* Do this:
Without altering anything, output the material below.

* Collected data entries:

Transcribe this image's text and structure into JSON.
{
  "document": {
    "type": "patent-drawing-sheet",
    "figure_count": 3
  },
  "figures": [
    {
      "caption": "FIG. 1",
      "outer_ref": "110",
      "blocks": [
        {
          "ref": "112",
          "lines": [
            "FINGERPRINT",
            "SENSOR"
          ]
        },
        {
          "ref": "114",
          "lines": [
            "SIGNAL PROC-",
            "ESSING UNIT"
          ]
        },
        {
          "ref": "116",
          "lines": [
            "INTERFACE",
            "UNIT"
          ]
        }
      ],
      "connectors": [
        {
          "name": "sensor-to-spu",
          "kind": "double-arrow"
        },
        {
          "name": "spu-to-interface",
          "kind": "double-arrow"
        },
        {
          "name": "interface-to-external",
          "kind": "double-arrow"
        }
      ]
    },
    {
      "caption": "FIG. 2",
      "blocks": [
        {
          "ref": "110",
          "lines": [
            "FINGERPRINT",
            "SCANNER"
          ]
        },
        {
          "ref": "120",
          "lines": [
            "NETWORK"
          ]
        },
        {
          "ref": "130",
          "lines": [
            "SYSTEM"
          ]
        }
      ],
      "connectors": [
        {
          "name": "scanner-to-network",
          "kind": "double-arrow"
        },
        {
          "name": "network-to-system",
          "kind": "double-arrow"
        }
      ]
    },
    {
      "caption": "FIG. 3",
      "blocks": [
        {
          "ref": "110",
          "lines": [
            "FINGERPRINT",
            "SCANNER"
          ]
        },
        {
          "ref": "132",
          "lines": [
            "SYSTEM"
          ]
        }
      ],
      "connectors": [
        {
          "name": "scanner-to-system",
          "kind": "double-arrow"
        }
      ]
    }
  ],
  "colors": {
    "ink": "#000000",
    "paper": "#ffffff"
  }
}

* Exercise result:
Transcribe this image's text and structure into JSON.
{
  "document": {
    "type": "patent-drawing-sheet",
    "figure_count": 3
  },
  "figures": [
    {
      "caption": "FIG. 1",
      "outer_ref": "110",
      "blocks": [
        {
          "ref": "112",
          "lines": [
            "FINGERPRINT",
            "SENSOR"
          ]
        },
        {
          "ref": "114",
          "lines": [
            "SIGNAL PROC-",
            "ESSING UNIT"
          ]
        },
        {
          "ref": "116",
          "lines": [
            "INTERFACE",
            "UNIT"
          ]
        }
      ],
      "connectors": [
        {
          "name": "sensor-to-spu",
          "kind": "double-arrow"
        },
        {
          "name": "spu-to-interface",
          "kind": "double-arrow"
        },
        {
          "name": "interface-to-external",
          "kind": "double-arrow"
        }
      ]
    },
    {
      "caption": "FIG. 2",
      "blocks": [
        {
          "ref": "110",
          "lines": [
            "FINGERPRINT",
            "SCANNER"
          ]
        },
        {
          "ref": "120",
          "lines": [
            "NETWORK"
          ]
        },
        {
          "ref": "130",
          "lines": [
            "SYSTEM"
          ]
        }
      ],
      "connectors": [
        {
          "name": "scanner-to-network",
          "kind": "double-arrow"
        },
        {
          "name": "network-to-system",
          "kind": "double-arrow"
        }
      ]
    },
    {
      "caption": "FIG. 3",
      "blocks": [
        {
          "ref": "110",
          "lines": [
            "FINGERPRINT",
            "SCANNER"
          ]
        },
        {
          "ref": "132",
          "lines": [
            "SYSTEM"
          ]
        }
      ],
      "connectors": [
        {
          "name": "scanner-to-system",
          "kind": "double-arrow"
        }
      ]
    }
  ],
  "colors": {
    "ink": "#000000",
    "paper": "#ffffff"
  }
}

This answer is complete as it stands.